:: RECORDS TO PROCESS ::
****************
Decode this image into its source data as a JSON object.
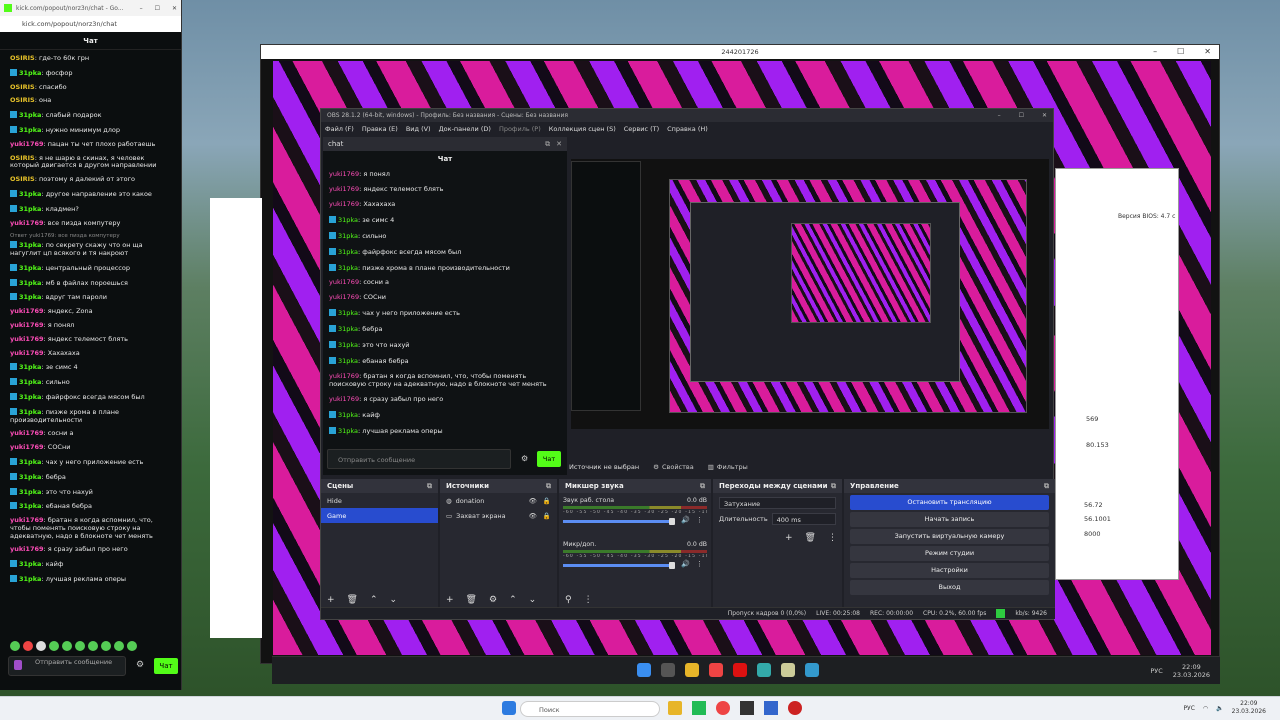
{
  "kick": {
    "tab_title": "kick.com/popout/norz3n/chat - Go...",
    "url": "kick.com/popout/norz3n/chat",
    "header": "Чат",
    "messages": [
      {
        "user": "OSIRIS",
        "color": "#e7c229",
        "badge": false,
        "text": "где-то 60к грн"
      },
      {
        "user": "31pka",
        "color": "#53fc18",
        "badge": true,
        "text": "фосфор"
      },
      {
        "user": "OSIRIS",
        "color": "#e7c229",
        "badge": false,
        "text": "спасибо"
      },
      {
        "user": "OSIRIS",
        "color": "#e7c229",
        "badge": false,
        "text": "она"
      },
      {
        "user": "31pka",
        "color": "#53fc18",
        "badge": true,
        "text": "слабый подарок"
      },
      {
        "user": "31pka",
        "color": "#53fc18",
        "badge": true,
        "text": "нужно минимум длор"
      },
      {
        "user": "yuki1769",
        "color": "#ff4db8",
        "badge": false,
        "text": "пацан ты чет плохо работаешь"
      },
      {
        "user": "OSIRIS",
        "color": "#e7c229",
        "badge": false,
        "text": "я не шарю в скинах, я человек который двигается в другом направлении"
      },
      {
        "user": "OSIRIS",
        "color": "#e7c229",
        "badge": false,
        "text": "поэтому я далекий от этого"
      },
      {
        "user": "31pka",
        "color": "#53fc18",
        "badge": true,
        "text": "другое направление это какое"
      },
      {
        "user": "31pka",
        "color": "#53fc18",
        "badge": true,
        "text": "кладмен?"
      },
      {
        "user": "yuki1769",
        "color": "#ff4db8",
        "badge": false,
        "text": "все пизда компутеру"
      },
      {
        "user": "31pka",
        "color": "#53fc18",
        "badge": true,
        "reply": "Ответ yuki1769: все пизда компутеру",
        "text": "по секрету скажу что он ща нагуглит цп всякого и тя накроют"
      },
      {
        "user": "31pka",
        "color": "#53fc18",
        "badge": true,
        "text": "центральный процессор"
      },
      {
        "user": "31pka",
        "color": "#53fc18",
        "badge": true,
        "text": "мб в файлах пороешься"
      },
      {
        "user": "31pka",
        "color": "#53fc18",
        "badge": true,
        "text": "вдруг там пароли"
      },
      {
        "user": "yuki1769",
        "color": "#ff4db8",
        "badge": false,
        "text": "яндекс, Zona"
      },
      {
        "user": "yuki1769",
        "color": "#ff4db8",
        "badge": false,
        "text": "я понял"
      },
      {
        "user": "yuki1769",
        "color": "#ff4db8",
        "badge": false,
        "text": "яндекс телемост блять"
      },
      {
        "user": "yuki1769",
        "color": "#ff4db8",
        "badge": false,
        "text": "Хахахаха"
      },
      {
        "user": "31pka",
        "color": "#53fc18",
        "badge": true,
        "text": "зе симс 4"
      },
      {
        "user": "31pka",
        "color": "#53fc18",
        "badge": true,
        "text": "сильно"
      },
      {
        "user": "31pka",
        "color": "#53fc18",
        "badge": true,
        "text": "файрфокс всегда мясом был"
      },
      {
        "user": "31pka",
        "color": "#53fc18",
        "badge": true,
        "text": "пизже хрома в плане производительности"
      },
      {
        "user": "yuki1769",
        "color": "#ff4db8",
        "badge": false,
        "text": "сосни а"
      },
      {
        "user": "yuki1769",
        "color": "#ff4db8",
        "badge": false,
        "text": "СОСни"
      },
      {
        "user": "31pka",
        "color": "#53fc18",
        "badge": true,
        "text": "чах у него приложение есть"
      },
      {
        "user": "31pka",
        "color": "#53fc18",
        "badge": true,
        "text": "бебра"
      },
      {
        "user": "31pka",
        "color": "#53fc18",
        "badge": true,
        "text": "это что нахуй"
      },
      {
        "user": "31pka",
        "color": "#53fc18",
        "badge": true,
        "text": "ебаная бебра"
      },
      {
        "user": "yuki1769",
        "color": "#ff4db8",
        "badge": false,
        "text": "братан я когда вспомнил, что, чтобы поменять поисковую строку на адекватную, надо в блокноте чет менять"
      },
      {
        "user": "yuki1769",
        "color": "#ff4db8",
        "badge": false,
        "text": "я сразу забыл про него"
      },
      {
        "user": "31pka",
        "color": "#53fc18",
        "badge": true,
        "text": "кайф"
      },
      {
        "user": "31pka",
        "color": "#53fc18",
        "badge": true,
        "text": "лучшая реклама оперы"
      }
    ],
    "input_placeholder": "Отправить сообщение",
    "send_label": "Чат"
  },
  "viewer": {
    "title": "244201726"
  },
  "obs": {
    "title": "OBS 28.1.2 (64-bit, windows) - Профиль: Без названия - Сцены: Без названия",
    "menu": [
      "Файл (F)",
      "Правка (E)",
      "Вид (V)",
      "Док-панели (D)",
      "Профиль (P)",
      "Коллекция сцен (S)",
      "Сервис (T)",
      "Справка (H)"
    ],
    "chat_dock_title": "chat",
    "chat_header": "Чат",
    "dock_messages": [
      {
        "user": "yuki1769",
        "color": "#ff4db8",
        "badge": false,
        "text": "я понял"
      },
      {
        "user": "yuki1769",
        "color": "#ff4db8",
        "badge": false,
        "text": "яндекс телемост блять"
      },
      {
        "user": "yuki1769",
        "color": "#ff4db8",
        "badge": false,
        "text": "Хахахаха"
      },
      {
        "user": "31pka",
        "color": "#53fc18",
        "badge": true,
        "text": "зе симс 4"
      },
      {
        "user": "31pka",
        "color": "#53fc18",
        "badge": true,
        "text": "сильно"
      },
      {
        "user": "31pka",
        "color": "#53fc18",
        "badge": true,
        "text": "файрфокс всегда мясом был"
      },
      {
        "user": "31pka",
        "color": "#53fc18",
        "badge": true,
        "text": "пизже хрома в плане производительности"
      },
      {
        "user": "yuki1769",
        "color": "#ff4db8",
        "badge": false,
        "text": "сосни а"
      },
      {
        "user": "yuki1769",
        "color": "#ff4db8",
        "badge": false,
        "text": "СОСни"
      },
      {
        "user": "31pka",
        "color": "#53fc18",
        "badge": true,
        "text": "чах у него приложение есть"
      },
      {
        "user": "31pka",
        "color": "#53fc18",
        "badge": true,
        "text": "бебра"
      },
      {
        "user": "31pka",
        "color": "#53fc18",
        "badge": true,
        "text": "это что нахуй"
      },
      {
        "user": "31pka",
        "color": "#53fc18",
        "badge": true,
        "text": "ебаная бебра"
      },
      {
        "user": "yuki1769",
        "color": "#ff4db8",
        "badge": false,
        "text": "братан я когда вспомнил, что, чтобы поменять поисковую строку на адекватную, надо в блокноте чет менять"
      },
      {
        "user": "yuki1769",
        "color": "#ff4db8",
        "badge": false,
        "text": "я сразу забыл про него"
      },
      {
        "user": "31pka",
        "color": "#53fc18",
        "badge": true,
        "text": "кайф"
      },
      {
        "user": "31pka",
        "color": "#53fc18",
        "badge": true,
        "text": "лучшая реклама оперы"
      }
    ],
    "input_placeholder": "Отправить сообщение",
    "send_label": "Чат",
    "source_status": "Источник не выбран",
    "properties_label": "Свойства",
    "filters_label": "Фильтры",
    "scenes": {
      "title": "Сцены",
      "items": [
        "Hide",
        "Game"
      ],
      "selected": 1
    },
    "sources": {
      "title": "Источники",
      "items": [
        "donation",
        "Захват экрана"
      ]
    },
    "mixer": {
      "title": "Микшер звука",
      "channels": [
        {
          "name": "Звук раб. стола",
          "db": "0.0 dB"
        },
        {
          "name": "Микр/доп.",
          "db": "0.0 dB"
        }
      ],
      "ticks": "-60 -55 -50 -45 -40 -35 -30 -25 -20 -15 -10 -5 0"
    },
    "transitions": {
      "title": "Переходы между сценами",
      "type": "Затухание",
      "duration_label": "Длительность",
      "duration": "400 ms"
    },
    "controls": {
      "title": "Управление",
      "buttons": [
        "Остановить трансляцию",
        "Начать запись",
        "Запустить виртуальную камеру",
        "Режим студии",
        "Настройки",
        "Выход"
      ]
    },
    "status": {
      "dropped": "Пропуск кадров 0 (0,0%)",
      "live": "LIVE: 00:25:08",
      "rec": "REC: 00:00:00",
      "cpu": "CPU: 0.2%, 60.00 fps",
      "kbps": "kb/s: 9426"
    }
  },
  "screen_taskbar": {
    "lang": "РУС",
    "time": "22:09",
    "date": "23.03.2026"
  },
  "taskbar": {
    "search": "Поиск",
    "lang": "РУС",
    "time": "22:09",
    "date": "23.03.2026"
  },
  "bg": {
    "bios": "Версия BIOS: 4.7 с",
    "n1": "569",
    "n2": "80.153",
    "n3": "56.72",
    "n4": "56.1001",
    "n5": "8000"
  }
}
****************
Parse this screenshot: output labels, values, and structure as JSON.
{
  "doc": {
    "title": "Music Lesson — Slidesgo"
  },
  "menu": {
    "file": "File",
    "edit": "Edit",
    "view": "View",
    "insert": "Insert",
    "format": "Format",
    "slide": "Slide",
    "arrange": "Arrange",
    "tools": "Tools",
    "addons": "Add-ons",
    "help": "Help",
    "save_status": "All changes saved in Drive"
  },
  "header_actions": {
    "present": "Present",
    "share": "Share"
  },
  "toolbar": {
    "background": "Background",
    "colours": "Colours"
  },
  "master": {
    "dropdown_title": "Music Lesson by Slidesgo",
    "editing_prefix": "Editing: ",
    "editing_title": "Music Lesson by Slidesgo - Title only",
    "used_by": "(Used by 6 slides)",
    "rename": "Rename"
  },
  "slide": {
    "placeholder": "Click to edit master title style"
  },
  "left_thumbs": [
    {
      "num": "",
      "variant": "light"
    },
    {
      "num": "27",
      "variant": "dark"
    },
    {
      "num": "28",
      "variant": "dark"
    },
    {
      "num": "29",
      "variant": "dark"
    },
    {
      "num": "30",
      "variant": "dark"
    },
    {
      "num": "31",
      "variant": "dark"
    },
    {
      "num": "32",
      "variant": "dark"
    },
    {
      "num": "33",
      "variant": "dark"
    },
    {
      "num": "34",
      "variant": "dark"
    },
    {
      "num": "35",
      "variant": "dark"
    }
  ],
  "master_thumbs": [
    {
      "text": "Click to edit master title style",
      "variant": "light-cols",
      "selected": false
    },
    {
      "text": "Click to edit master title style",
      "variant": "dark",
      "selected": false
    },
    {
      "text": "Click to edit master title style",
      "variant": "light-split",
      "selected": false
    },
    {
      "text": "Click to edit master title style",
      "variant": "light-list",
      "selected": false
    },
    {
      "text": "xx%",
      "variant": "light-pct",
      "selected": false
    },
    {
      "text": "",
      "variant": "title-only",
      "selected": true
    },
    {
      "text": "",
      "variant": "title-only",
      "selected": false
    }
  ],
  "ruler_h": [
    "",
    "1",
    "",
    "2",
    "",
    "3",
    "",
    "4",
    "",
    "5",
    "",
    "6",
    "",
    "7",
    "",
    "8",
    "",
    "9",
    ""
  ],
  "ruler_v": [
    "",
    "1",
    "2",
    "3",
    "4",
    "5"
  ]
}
****************
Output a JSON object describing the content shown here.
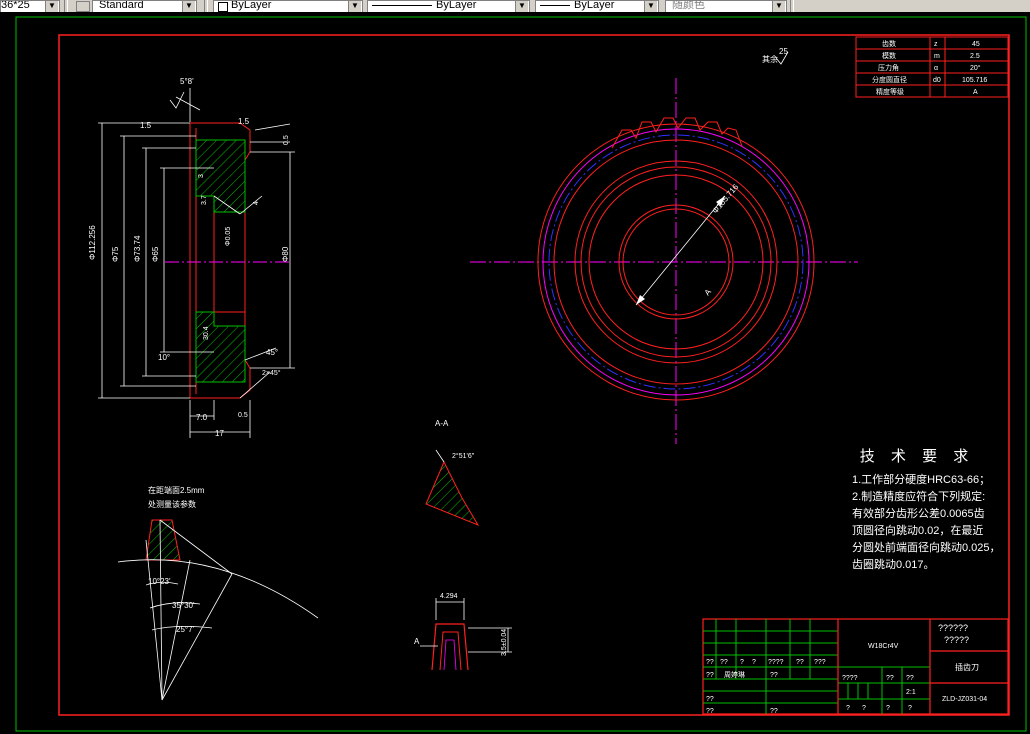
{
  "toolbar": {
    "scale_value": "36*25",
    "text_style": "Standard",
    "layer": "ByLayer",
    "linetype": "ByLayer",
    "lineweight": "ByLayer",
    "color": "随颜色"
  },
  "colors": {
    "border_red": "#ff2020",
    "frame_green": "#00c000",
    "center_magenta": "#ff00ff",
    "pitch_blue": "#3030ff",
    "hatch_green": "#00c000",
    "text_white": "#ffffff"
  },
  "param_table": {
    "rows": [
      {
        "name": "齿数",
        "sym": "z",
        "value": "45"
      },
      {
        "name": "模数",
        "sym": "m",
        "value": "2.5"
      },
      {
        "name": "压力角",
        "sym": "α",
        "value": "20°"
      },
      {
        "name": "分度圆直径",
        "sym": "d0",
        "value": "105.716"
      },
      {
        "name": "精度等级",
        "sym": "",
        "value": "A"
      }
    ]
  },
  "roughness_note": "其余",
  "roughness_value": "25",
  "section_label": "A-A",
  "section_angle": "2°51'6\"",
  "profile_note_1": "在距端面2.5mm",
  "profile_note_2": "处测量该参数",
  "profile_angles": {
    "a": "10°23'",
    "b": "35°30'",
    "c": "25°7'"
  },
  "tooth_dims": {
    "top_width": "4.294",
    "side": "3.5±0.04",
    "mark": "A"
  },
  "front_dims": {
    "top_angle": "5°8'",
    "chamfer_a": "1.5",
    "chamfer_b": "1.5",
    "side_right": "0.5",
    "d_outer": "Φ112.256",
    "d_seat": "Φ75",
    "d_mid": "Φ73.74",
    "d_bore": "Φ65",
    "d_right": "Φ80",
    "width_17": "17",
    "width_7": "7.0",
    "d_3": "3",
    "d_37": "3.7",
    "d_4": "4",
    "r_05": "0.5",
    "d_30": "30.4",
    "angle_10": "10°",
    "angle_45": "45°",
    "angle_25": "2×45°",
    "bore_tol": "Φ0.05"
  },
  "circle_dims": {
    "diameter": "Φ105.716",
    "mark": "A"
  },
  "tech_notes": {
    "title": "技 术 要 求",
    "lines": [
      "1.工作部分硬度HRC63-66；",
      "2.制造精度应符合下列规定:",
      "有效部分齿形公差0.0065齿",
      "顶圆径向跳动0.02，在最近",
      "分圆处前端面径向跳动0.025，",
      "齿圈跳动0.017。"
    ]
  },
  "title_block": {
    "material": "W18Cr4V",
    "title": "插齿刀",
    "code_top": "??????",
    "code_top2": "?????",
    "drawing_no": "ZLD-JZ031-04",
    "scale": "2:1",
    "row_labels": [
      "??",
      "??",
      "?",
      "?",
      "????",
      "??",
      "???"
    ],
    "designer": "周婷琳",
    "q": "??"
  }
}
****************
:: WHAT IS REQUIRED ::
From the records above, report the count of lines containing "компутеру" and nothing more.

:: RESPONSE ::
2